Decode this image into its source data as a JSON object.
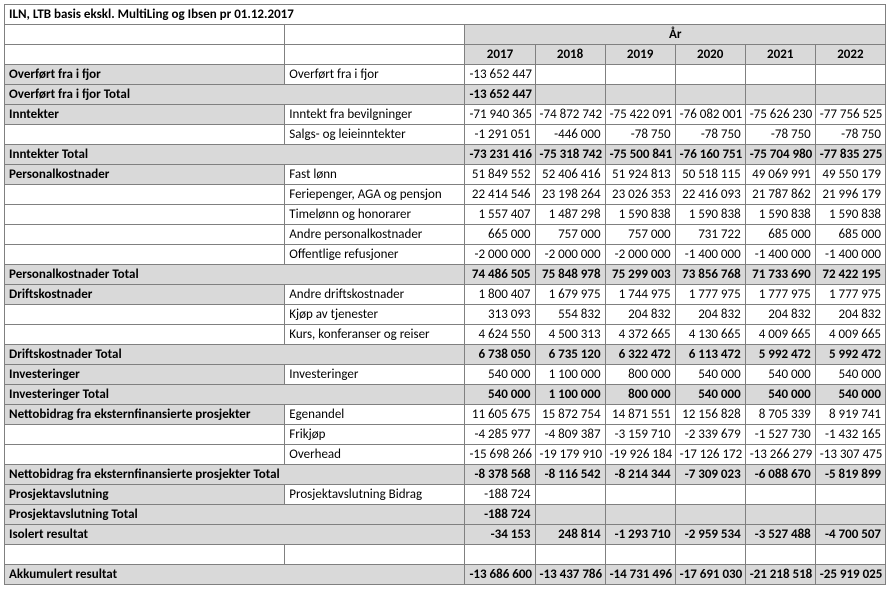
{
  "title": "ILN, LTB basis ekskl. MultiLing og Ibsen pr 01.12.2017",
  "year_label": "År",
  "years": [
    "2017",
    "2018",
    "2019",
    "2020",
    "2021",
    "2022"
  ],
  "overfort": {
    "section": "Overført fra i fjor",
    "row_label": "Overført fra i fjor",
    "values": [
      "-13 652 447",
      "",
      "",
      "",
      "",
      ""
    ],
    "total_label": "Overført fra i fjor Total",
    "total": [
      "-13 652 447",
      "",
      "",
      "",
      "",
      ""
    ]
  },
  "inntekter": {
    "section": "Inntekter",
    "rows": [
      {
        "label": "Inntekt fra bevilgninger",
        "v": [
          "-71 940 365",
          "-74 872 742",
          "-75 422 091",
          "-76 082 001",
          "-75 626 230",
          "-77 756 525"
        ]
      },
      {
        "label": "Salgs- og leieinntekter",
        "v": [
          "-1 291 051",
          "-446 000",
          "-78 750",
          "-78 750",
          "-78 750",
          "-78 750"
        ]
      }
    ],
    "total_label": "Inntekter Total",
    "total": [
      "-73 231 416",
      "-75 318 742",
      "-75 500 841",
      "-76 160 751",
      "-75 704 980",
      "-77 835 275"
    ]
  },
  "personal": {
    "section": "Personalkostnader",
    "rows": [
      {
        "label": "Fast lønn",
        "v": [
          "51 849 552",
          "52 406 416",
          "51 924 813",
          "50 518 115",
          "49 069 991",
          "49 550 179"
        ]
      },
      {
        "label": "Feriepenger, AGA og pensjon",
        "v": [
          "22 414 546",
          "23 198 264",
          "23 026 353",
          "22 416 093",
          "21 787 862",
          "21 996 179"
        ]
      },
      {
        "label": "Timelønn og honorarer",
        "v": [
          "1 557 407",
          "1 487 298",
          "1 590 838",
          "1 590 838",
          "1 590 838",
          "1 590 838"
        ]
      },
      {
        "label": "Andre personalkostnader",
        "v": [
          "665 000",
          "757 000",
          "757 000",
          "731 722",
          "685 000",
          "685 000"
        ]
      },
      {
        "label": "Offentlige refusjoner",
        "v": [
          "-2 000 000",
          "-2 000 000",
          "-2 000 000",
          "-1 400 000",
          "-1 400 000",
          "-1 400 000"
        ]
      }
    ],
    "total_label": "Personalkostnader Total",
    "total": [
      "74 486 505",
      "75 848 978",
      "75 299 003",
      "73 856 768",
      "71 733 690",
      "72 422 195"
    ]
  },
  "drift": {
    "section": "Driftskostnader",
    "rows": [
      {
        "label": "Andre driftskostnader",
        "v": [
          "1 800 407",
          "1 679 975",
          "1 744 975",
          "1 777 975",
          "1 777 975",
          "1 777 975"
        ]
      },
      {
        "label": "Kjøp av tjenester",
        "v": [
          "313 093",
          "554 832",
          "204 832",
          "204 832",
          "204 832",
          "204 832"
        ]
      },
      {
        "label": "Kurs, konferanser og reiser",
        "v": [
          "4 624 550",
          "4 500 313",
          "4 372 665",
          "4 130 665",
          "4 009 665",
          "4 009 665"
        ]
      }
    ],
    "total_label": "Driftskostnader Total",
    "total": [
      "6 738 050",
      "6 735 120",
      "6 322 472",
      "6 113 472",
      "5 992 472",
      "5 992 472"
    ]
  },
  "invest": {
    "section": "Investeringer",
    "row_label": "Investeringer",
    "values": [
      "540 000",
      "1 100 000",
      "800 000",
      "540 000",
      "540 000",
      "540 000"
    ],
    "total_label": "Investeringer Total",
    "total": [
      "540 000",
      "1 100 000",
      "800 000",
      "540 000",
      "540 000",
      "540 000"
    ]
  },
  "netto": {
    "section": "Nettobidrag fra eksternfinansierte prosjekter",
    "rows": [
      {
        "label": "Egenandel",
        "v": [
          "11 605 675",
          "15 872 754",
          "14 871 551",
          "12 156 828",
          "8 705 339",
          "8 919 741"
        ]
      },
      {
        "label": "Frikjøp",
        "v": [
          "-4 285 977",
          "-4 809 387",
          "-3 159 710",
          "-2 339 679",
          "-1 527 730",
          "-1 432 165"
        ]
      },
      {
        "label": "Overhead",
        "v": [
          "-15 698 266",
          "-19 179 910",
          "-19 926 184",
          "-17 126 172",
          "-13 266 279",
          "-13 307 475"
        ]
      }
    ],
    "total_label": "Nettobidrag fra eksternfinansierte prosjekter Total",
    "total": [
      "-8 378 568",
      "-8 116 542",
      "-8 214 344",
      "-7 309 023",
      "-6 088 670",
      "-5 819 899"
    ]
  },
  "prosjekt": {
    "section": "Prosjektavslutning",
    "row_label": "Prosjektavslutning Bidrag",
    "values": [
      "-188 724",
      "",
      "",
      "",
      "",
      ""
    ],
    "total_label": "Prosjektavslutning Total",
    "total": [
      "-188 724",
      "",
      "",
      "",
      "",
      ""
    ]
  },
  "isolert": {
    "label": "Isolert resultat",
    "total": [
      "-34 153",
      "248 814",
      "-1 293 710",
      "-2 959 534",
      "-3 527 488",
      "-4 700 507"
    ]
  },
  "akkum": {
    "label": "Akkumulert resultat",
    "total": [
      "-13 686 600",
      "-13 437 786",
      "-14 731 496",
      "-17 691 030",
      "-21 218 518",
      "-25 919 025"
    ]
  }
}
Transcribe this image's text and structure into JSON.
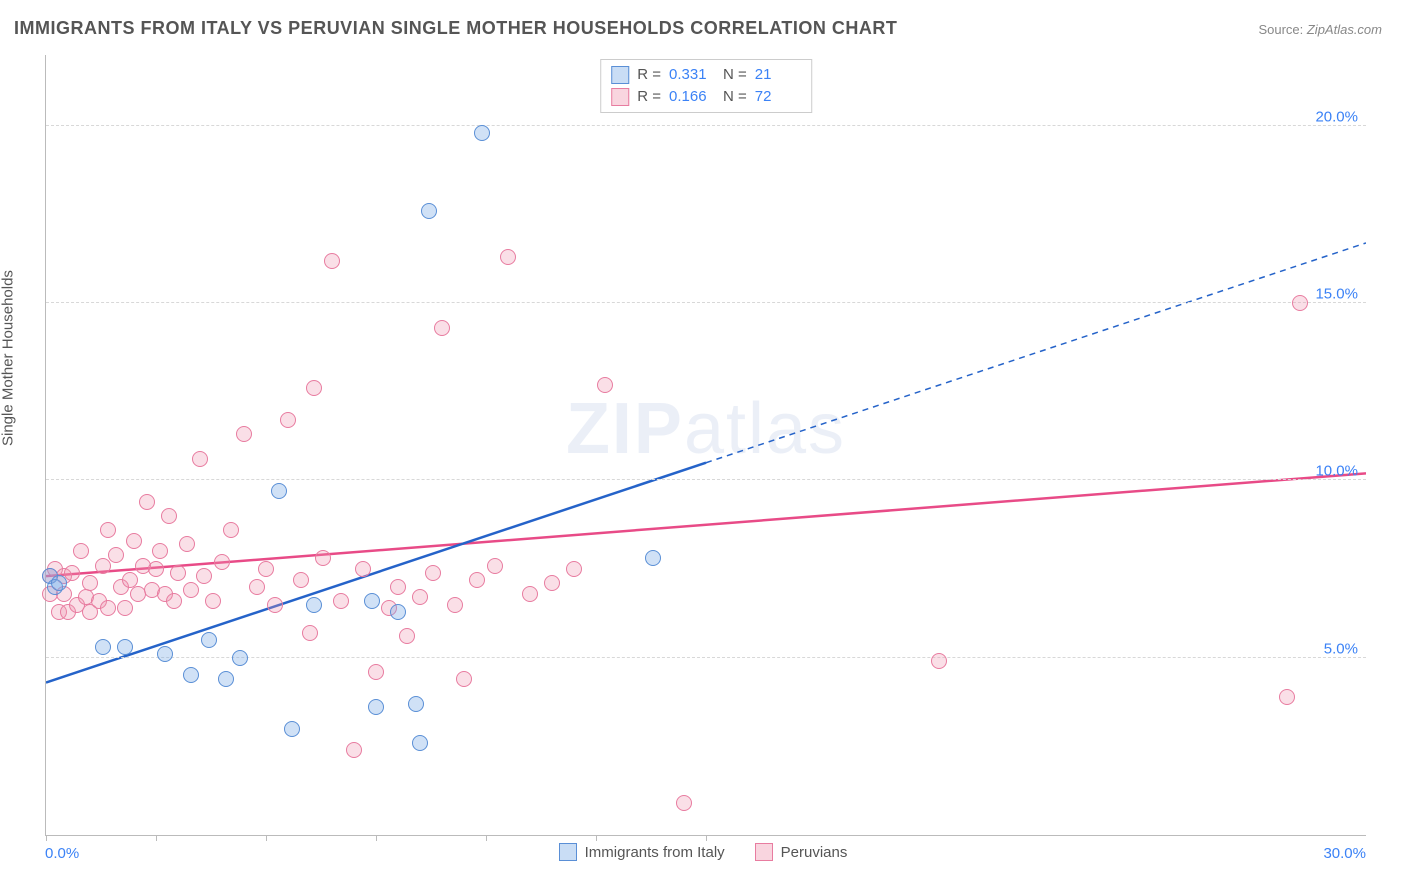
{
  "title": "IMMIGRANTS FROM ITALY VS PERUVIAN SINGLE MOTHER HOUSEHOLDS CORRELATION CHART",
  "source_prefix": "Source: ",
  "source_value": "ZipAtlas.com",
  "ylabel": "Single Mother Households",
  "watermark_bold": "ZIP",
  "watermark_light": "atlas",
  "chart": {
    "type": "scatter-with-regression",
    "xlim": [
      0,
      30
    ],
    "ylim": [
      0,
      22
    ],
    "yticks": [
      5,
      10,
      15,
      20
    ],
    "ytick_labels": [
      "5.0%",
      "10.0%",
      "15.0%",
      "20.0%"
    ],
    "xtick_positions": [
      0,
      2.5,
      5,
      7.5,
      10,
      12.5,
      15
    ],
    "xlabel_min": "0.0%",
    "xlabel_max": "30.0%",
    "background_color": "#ffffff",
    "grid_color": "#d8d8d8",
    "axis_color": "#bbbbbb",
    "tick_label_color": "#3b82f6",
    "tick_fontsize": 15,
    "series": {
      "blue": {
        "label": "Immigrants from Italy",
        "R_label": "R =",
        "R": "0.331",
        "N_label": "N =",
        "N": "21",
        "marker_fill": "rgba(120,170,230,0.35)",
        "marker_stroke": "#5a8fd6",
        "marker_radius": 8,
        "line_color": "#2563c9",
        "line_width": 2.5,
        "regression": {
          "x1": 0,
          "y1": 4.3,
          "x2_solid": 15,
          "y2_solid": 10.5,
          "x2_dash": 30,
          "y2_dash": 16.7
        },
        "points": [
          [
            0.1,
            7.3
          ],
          [
            0.2,
            7.0
          ],
          [
            0.3,
            7.1
          ],
          [
            1.3,
            5.3
          ],
          [
            1.8,
            5.3
          ],
          [
            2.7,
            5.1
          ],
          [
            3.3,
            4.5
          ],
          [
            3.7,
            5.5
          ],
          [
            4.1,
            4.4
          ],
          [
            4.4,
            5.0
          ],
          [
            5.3,
            9.7
          ],
          [
            5.6,
            3.0
          ],
          [
            6.1,
            6.5
          ],
          [
            7.4,
            6.6
          ],
          [
            7.5,
            3.6
          ],
          [
            8.0,
            6.3
          ],
          [
            8.4,
            3.7
          ],
          [
            8.5,
            2.6
          ],
          [
            8.7,
            17.6
          ],
          [
            9.9,
            19.8
          ],
          [
            13.8,
            7.8
          ]
        ]
      },
      "pink": {
        "label": "Peruvians",
        "R_label": "R =",
        "R": "0.166",
        "N_label": "N =",
        "N": "72",
        "marker_fill": "rgba(240,150,175,0.30)",
        "marker_stroke": "#e87ca0",
        "marker_radius": 8,
        "line_color": "#e84b87",
        "line_width": 2.5,
        "regression": {
          "x1": 0,
          "y1": 7.3,
          "x2_solid": 30,
          "y2_solid": 10.2
        },
        "points": [
          [
            0.1,
            6.8
          ],
          [
            0.1,
            7.3
          ],
          [
            0.2,
            7.5
          ],
          [
            0.3,
            6.3
          ],
          [
            0.4,
            6.8
          ],
          [
            0.4,
            7.3
          ],
          [
            0.5,
            6.3
          ],
          [
            0.6,
            7.4
          ],
          [
            0.7,
            6.5
          ],
          [
            0.8,
            8.0
          ],
          [
            0.9,
            6.7
          ],
          [
            1.0,
            6.3
          ],
          [
            1.0,
            7.1
          ],
          [
            1.2,
            6.6
          ],
          [
            1.3,
            7.6
          ],
          [
            1.4,
            6.4
          ],
          [
            1.4,
            8.6
          ],
          [
            1.6,
            7.9
          ],
          [
            1.7,
            7.0
          ],
          [
            1.8,
            6.4
          ],
          [
            1.9,
            7.2
          ],
          [
            2.0,
            8.3
          ],
          [
            2.1,
            6.8
          ],
          [
            2.2,
            7.6
          ],
          [
            2.3,
            9.4
          ],
          [
            2.4,
            6.9
          ],
          [
            2.5,
            7.5
          ],
          [
            2.6,
            8.0
          ],
          [
            2.7,
            6.8
          ],
          [
            2.8,
            9.0
          ],
          [
            2.9,
            6.6
          ],
          [
            3.0,
            7.4
          ],
          [
            3.2,
            8.2
          ],
          [
            3.3,
            6.9
          ],
          [
            3.5,
            10.6
          ],
          [
            3.6,
            7.3
          ],
          [
            3.8,
            6.6
          ],
          [
            4.0,
            7.7
          ],
          [
            4.2,
            8.6
          ],
          [
            4.5,
            11.3
          ],
          [
            4.8,
            7.0
          ],
          [
            5.0,
            7.5
          ],
          [
            5.2,
            6.5
          ],
          [
            5.5,
            11.7
          ],
          [
            5.8,
            7.2
          ],
          [
            6.0,
            5.7
          ],
          [
            6.1,
            12.6
          ],
          [
            6.3,
            7.8
          ],
          [
            6.5,
            16.2
          ],
          [
            6.7,
            6.6
          ],
          [
            7.0,
            2.4
          ],
          [
            7.2,
            7.5
          ],
          [
            7.5,
            4.6
          ],
          [
            7.8,
            6.4
          ],
          [
            8.0,
            7.0
          ],
          [
            8.2,
            5.6
          ],
          [
            8.5,
            6.7
          ],
          [
            8.8,
            7.4
          ],
          [
            9.0,
            14.3
          ],
          [
            9.3,
            6.5
          ],
          [
            9.5,
            4.4
          ],
          [
            9.8,
            7.2
          ],
          [
            10.2,
            7.6
          ],
          [
            10.5,
            16.3
          ],
          [
            11.0,
            6.8
          ],
          [
            11.5,
            7.1
          ],
          [
            12.7,
            12.7
          ],
          [
            14.5,
            0.9
          ],
          [
            20.3,
            4.9
          ],
          [
            28.2,
            3.9
          ],
          [
            28.5,
            15.0
          ],
          [
            12.0,
            7.5
          ]
        ]
      }
    }
  }
}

== == ==

▶ Work required
Collect each line of the entries that has the word "JSON", copying it in full.

▶ Output of the task
Decode this image into its source data as a JSON object.
Transcribe this image's text and structure into JSON.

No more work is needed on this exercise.